▸ **REQUIRED WORK**
Print the entire listing. Each line must match the original exactly.
____ DATA SECTION
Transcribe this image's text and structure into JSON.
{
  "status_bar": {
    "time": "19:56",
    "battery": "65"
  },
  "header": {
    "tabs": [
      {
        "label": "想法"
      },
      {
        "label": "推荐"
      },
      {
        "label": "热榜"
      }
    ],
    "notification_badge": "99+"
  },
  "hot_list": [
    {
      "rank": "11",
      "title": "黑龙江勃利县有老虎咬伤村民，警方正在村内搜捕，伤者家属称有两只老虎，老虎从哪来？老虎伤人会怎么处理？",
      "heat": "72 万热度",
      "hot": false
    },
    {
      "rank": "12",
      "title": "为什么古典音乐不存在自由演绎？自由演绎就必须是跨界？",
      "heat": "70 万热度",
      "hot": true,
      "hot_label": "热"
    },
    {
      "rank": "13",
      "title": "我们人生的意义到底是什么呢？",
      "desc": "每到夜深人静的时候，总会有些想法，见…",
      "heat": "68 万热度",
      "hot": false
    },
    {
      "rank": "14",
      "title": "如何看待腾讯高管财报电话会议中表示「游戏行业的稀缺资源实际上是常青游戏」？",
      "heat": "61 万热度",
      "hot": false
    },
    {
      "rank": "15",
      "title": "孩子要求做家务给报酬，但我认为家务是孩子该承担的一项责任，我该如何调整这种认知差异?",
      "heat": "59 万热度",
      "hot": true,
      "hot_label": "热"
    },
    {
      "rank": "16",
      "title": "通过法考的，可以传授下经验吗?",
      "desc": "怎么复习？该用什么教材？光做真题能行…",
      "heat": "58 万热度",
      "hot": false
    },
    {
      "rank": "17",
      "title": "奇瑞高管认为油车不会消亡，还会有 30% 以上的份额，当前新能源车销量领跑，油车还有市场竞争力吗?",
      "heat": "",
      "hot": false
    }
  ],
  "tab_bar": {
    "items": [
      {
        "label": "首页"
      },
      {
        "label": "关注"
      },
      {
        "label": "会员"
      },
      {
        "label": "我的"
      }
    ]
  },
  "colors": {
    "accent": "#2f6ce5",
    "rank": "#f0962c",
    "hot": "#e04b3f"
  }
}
________
▸ **IN RESPONSE**
Transcribe this image's text and structure into JSON.
{
  "status_bar": {
    "time": "19:56",
    "battery": "65"
  },
  "header": {
    "tabs": [
      {
        "label": "想法"
      },
      {
        "label": "推荐"
      },
      {
        "label": "热榜"
      }
    ],
    "notification_badge": "99+"
  },
  "hot_list": [
    {
      "rank": "11",
      "title": "黑龙江勃利县有老虎咬伤村民，警方正在村内搜捕，伤者家属称有两只老虎，老虎从哪来？老虎伤人会怎么处理？",
      "heat": "72 万热度",
      "hot": false
    },
    {
      "rank": "12",
      "title": "为什么古典音乐不存在自由演绎？自由演绎就必须是跨界？",
      "heat": "70 万热度",
      "hot": true,
      "hot_label": "热"
    },
    {
      "rank": "13",
      "title": "我们人生的意义到底是什么呢？",
      "desc": "每到夜深人静的时候，总会有些想法，见…",
      "heat": "68 万热度",
      "hot": false
    },
    {
      "rank": "14",
      "title": "如何看待腾讯高管财报电话会议中表示「游戏行业的稀缺资源实际上是常青游戏」？",
      "heat": "61 万热度",
      "hot": false
    },
    {
      "rank": "15",
      "title": "孩子要求做家务给报酬，但我认为家务是孩子该承担的一项责任，我该如何调整这种认知差异?",
      "heat": "59 万热度",
      "hot": true,
      "hot_label": "热"
    },
    {
      "rank": "16",
      "title": "通过法考的，可以传授下经验吗?",
      "desc": "怎么复习？该用什么教材？光做真题能行…",
      "heat": "58 万热度",
      "hot": false
    },
    {
      "rank": "17",
      "title": "奇瑞高管认为油车不会消亡，还会有 30% 以上的份额，当前新能源车销量领跑，油车还有市场竞争力吗?",
      "heat": "",
      "hot": false
    }
  ],
  "tab_bar": {
    "items": [
      {
        "label": "首页"
      },
      {
        "label": "关注"
      },
      {
        "label": "会员"
      },
      {
        "label": "我的"
      }
    ]
  },
  "colors": {
    "accent": "#2f6ce5",
    "rank": "#f0962c",
    "hot": "#e04b3f"
  }
}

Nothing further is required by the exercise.